───── Dati grezzi

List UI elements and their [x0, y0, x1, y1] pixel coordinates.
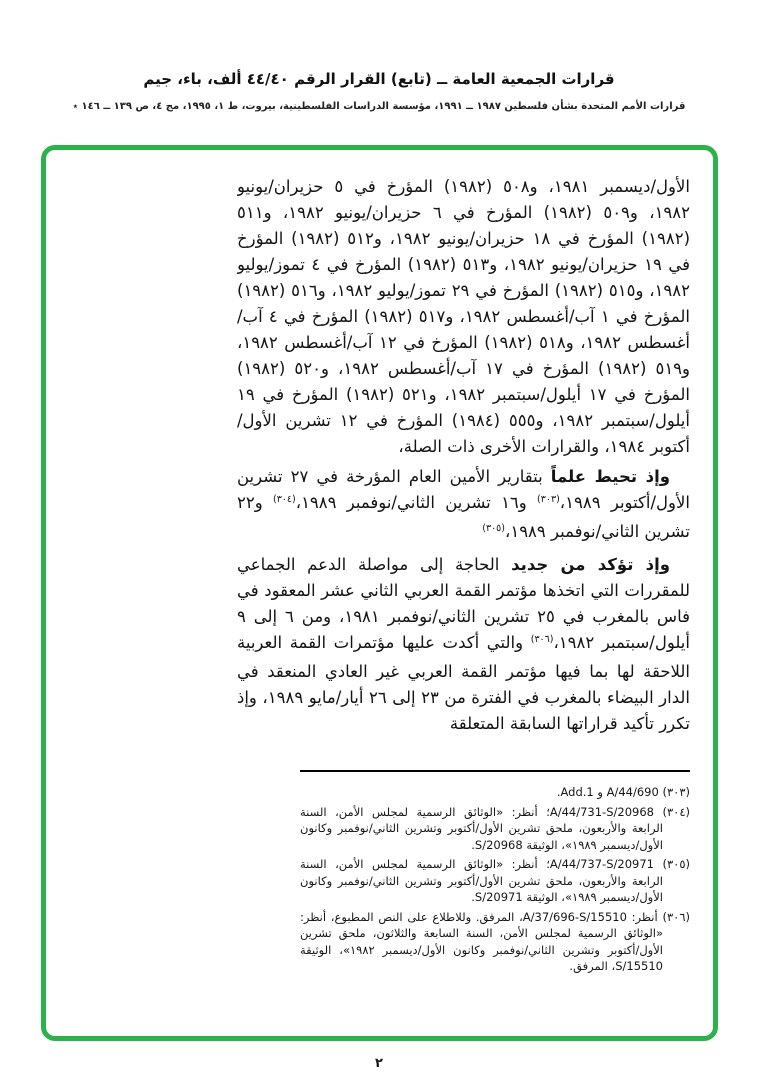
footnote-item-303	[300, 784, 690, 801]
footnote-ref-306: (٣٠٦)	[530, 634, 554, 645]
footnote-item-304	[300, 804, 690, 854]
footnote-number: (٣٠٥)	[662, 857, 690, 871]
footnote-number: (٣٠٣)	[662, 785, 690, 799]
footnote-number: (٣٠٦)	[662, 909, 690, 924]
footnote-item-306	[300, 909, 690, 975]
paragraph-text-segment: و٢٢ تشرين الثاني/نوفمبر ١٩٨٩،	[237, 493, 690, 541]
paragraph-lead: وإذ تؤكد من جديد	[511, 555, 671, 574]
source-citation: قرارات الأمم المتحدة بشأن فلسطين ١٩٨٧ ــ ١٩٩١، مؤسسة الدراسات الفلسطينية، بيروت، ط ١، ١٩٩٥، مج ٤، ص ١٣٩ ــ ١٤٦ ٭	[72, 101, 686, 112]
paragraph-text-segment: والتي أكدت عليها مؤتمرات القمة العربية اللاحقة لها بما فيها مؤتمر القمة العربي غير العادي المنعقد في الدار البيضاء بالمغرب في الفترة من ٢٣ إلى ٢٦ أيار/مايو ١٩٨٩، وإذ تكرر تأكيد قراراتها السابقة المتعلقة	[237, 633, 690, 733]
page-number: ٢	[375, 1056, 383, 1071]
footnote-number: (٣٠٤)	[662, 804, 690, 819]
footnote-text: A/44/731-S/20968؛ أنظر: «الوثائق الرسمية لمجلس الأمن، السنة الرابعة والأربعون، ملحق تشرين الأول/أكتوبر وتشرين الثاني/نوفمبر وكانون الأول/ديسمبر ١٩٨٩»، الوثيقة S/20968.	[300, 804, 663, 852]
content-frame	[41, 145, 718, 1041]
footnote-separator	[300, 770, 690, 772]
footnote-item-305	[300, 856, 690, 906]
paragraph-taking-note	[237, 464, 690, 548]
footnotes-section	[300, 784, 690, 975]
paragraph-reaffirming	[237, 552, 690, 737]
footnote-text: أنظر: A/37/696-S/15510، المرفق. وللاطلاع على النص المطبوع، أنظر: «الوثائق الرسمية لمجلس الأمن، السنة السابعة والثلاثون، ملحق تشرين الأول/أكتوبر وتشرين الثاني/نوفمبر وكانون الأول/ديسمبر ١٩٨٢»، الوثيقة S/15510، المرفق.	[300, 909, 663, 973]
paragraph-resolution-list: الأول/ديسمبر ١٩٨١، و٥٠٨ (١٩٨٢) المؤرخ في ٥ حزيران/يونيو ١٩٨٢، و٥٠٩ (١٩٨٢) المؤرخ في ٦ حزيران/يونيو ١٩٨٢، و٥١١ (١٩٨٢) المؤرخ في ١٨ حزيران/يونيو ١٩٨٢، و٥١٢ (١٩٨٢) المؤرخ في ١٩ حزيران/يونيو ١٩٨٢، و٥١٣ (١٩٨٢) المؤرخ في ٤ تموز/يوليو ١٩٨٢، و٥١٥ (١٩٨٢) المؤرخ في ٢٩ تموز/يوليو ١٩٨٢، و٥١٦ (١٩٨٢) المؤرخ في ١ آب/أغسطس ١٩٨٢، و٥١٧ (١٩٨٢) المؤرخ في ٤ آب/أغسطس ١٩٨٢، و٥١٨ (١٩٨٢) المؤرخ في ١٢ آب/أغسطس ١٩٨٢، و٥١٩ (١٩٨٢) المؤرخ في ١٧ آب/أغسطس ١٩٨٢، و٥٢٠ (١٩٨٢) المؤرخ في ١٧ أيلول/سبتمبر ١٩٨٢، و٥٢١ (١٩٨٢) المؤرخ في ١٩ أيلول/سبتمبر ١٩٨٢، و٥٥٥ (١٩٨٤) المؤرخ في ١٢ تشرين الأول/أكتوبر ١٩٨٤، والقرارات الأخرى ذات الصلة،	[237, 177, 690, 456]
paragraph-text-segment: و١٦ تشرين الثاني/نوفمبر ١٩٨٩،	[295, 493, 538, 512]
footnote-ref-304: (٣٠٤)	[272, 494, 296, 505]
footnote-ref-305: (٣٠٥)	[482, 523, 505, 534]
paragraph-lead: وإذ تحيط علماً	[550, 467, 670, 486]
resolution-body	[237, 174, 690, 754]
page-title: قرارات الجمعية العامة ــ (تابع) القرار الرقم ٤٤/٤٠ ألف، باء، جيم	[143, 70, 615, 88]
footnote-text: A/44/737-S/20971؛ أنظر: «الوثائق الرسمية لمجلس الأمن، السنة الرابعة والأربعون، ملحق تشرين الأول/أكتوبر وتشرين الثاني/نوفمبر وكانون الأول/ديسمبر ١٩٨٩»، الوثيقة S/20971.	[300, 857, 663, 904]
footnote-text: A/44/690 و Add.1.	[556, 785, 659, 799]
paragraph-text-segment: الحاجة إلى مواصلة الدعم الجماعي للمقررات التي اتخذها مؤتمر القمة العربي الثاني عشر المعقود في فاس بالمغرب في ٢٥ تشرين الثاني/نوفمبر ١٩٨١، ومن ٦ إلى ٩ أيلول/سبتمبر ١٩٨٢،	[237, 555, 690, 652]
document-header	[0, 70, 758, 112]
footnote-ref-303: (٣٠٣)	[537, 494, 560, 505]
paragraph-text-segment: بتقارير الأمين العام المؤرخة في ٢٧ تشرين الأول/أكتوبر ١٩٨٩،	[237, 467, 690, 512]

──────────

**Dettagli del compito**
Aggiorna tutto il materiale qui sopra sostituendo ogni "footnote-text" con "note-text" e lasciando invariato il resto. Togli le immagini dalla risposta.

**Risposta qui sotto**
List UI elements and their [x0, y0, x1, y1] pixel coordinates.
footnote-item-303	[300, 784, 690, 801]
footnote-ref-306: (٣٠٦)	[530, 634, 554, 645]
footnote-item-304	[300, 804, 690, 854]
footnote-number: (٣٠٥)	[662, 857, 690, 871]
footnote-number: (٣٠٣)	[662, 785, 690, 799]
footnote-number: (٣٠٦)	[662, 909, 690, 924]
footnote-item-306	[300, 909, 690, 975]
paragraph-text-segment: و٢٢ تشرين الثاني/نوفمبر ١٩٨٩،	[237, 493, 690, 541]
paragraph-lead: وإذ تؤكد من جديد	[511, 555, 671, 574]
source-citation: قرارات الأمم المتحدة بشأن فلسطين ١٩٨٧ ــ ١٩٩١، مؤسسة الدراسات الفلسطينية، بيروت، ط ١، ١٩٩٥، مج ٤، ص ١٣٩ ــ ١٤٦ ٭	[72, 101, 686, 112]
paragraph-text-segment: والتي أكدت عليها مؤتمرات القمة العربية اللاحقة لها بما فيها مؤتمر القمة العربي غير العادي المنعقد في الدار البيضاء بالمغرب في الفترة من ٢٣ إلى ٢٦ أيار/مايو ١٩٨٩، وإذ تكرر تأكيد قراراتها السابقة المتعلقة	[237, 633, 690, 733]
page-number: ٢	[375, 1056, 383, 1071]
footnote-number: (٣٠٤)	[662, 804, 690, 819]
note-text: A/44/731-S/20968؛ أنظر: «الوثائق الرسمية لمجلس الأمن، السنة الرابعة والأربعون، ملحق تشرين الأول/أكتوبر وتشرين الثاني/نوفمبر وكانون الأول/ديسمبر ١٩٨٩»، الوثيقة S/20968.	[300, 804, 663, 852]
content-frame	[41, 145, 718, 1041]
footnote-separator	[300, 770, 690, 772]
footnote-item-305	[300, 856, 690, 906]
paragraph-taking-note	[237, 464, 690, 548]
footnotes-section	[300, 784, 690, 975]
paragraph-reaffirming	[237, 552, 690, 737]
note-text: أنظر: A/37/696-S/15510، المرفق. وللاطلاع على النص المطبوع، أنظر: «الوثائق الرسمية لمجلس الأمن، السنة السابعة والثلاثون، ملحق تشرين الأول/أكتوبر وتشرين الثاني/نوفمبر وكانون الأول/ديسمبر ١٩٨٢»، الوثيقة S/15510، المرفق.	[300, 909, 663, 973]
paragraph-resolution-list: الأول/ديسمبر ١٩٨١، و٥٠٨ (١٩٨٢) المؤرخ في ٥ حزيران/يونيو ١٩٨٢، و٥٠٩ (١٩٨٢) المؤرخ في ٦ حزيران/يونيو ١٩٨٢، و٥١١ (١٩٨٢) المؤرخ في ١٨ حزيران/يونيو ١٩٨٢، و٥١٢ (١٩٨٢) المؤرخ في ١٩ حزيران/يونيو ١٩٨٢، و٥١٣ (١٩٨٢) المؤرخ في ٤ تموز/يوليو ١٩٨٢، و٥١٥ (١٩٨٢) المؤرخ في ٢٩ تموز/يوليو ١٩٨٢، و٥١٦ (١٩٨٢) المؤرخ في ١ آب/أغسطس ١٩٨٢، و٥١٧ (١٩٨٢) المؤرخ في ٤ آب/أغسطس ١٩٨٢، و٥١٨ (١٩٨٢) المؤرخ في ١٢ آب/أغسطس ١٩٨٢، و٥١٩ (١٩٨٢) المؤرخ في ١٧ آب/أغسطس ١٩٨٢، و٥٢٠ (١٩٨٢) المؤرخ في ١٧ أيلول/سبتمبر ١٩٨٢، و٥٢١ (١٩٨٢) المؤرخ في ١٩ أيلول/سبتمبر ١٩٨٢، و٥٥٥ (١٩٨٤) المؤرخ في ١٢ تشرين الأول/أكتوبر ١٩٨٤، والقرارات الأخرى ذات الصلة،	[237, 177, 690, 456]
paragraph-text-segment: و١٦ تشرين الثاني/نوفمبر ١٩٨٩،	[295, 493, 538, 512]
footnote-ref-304: (٣٠٤)	[272, 494, 296, 505]
footnote-ref-305: (٣٠٥)	[482, 523, 505, 534]
paragraph-lead: وإذ تحيط علماً	[550, 467, 670, 486]
resolution-body	[237, 174, 690, 754]
page-title: قرارات الجمعية العامة ــ (تابع) القرار الرقم ٤٤/٤٠ ألف، باء، جيم	[143, 70, 615, 88]
note-text: A/44/737-S/20971؛ أنظر: «الوثائق الرسمية لمجلس الأمن، السنة الرابعة والأربعون، ملحق تشرين الأول/أكتوبر وتشرين الثاني/نوفمبر وكانون الأول/ديسمبر ١٩٨٩»، الوثيقة S/20971.	[300, 857, 663, 904]
note-text: A/44/690 و Add.1.	[556, 785, 659, 799]
paragraph-text-segment: الحاجة إلى مواصلة الدعم الجماعي للمقررات التي اتخذها مؤتمر القمة العربي الثاني عشر المعقود في فاس بالمغرب في ٢٥ تشرين الثاني/نوفمبر ١٩٨١، ومن ٦ إلى ٩ أيلول/سبتمبر ١٩٨٢،	[237, 555, 690, 652]
document-header	[0, 70, 758, 112]
footnote-ref-303: (٣٠٣)	[537, 494, 560, 505]
paragraph-text-segment: بتقارير الأمين العام المؤرخة في ٢٧ تشرين الأول/أكتوبر ١٩٨٩،	[237, 467, 690, 512]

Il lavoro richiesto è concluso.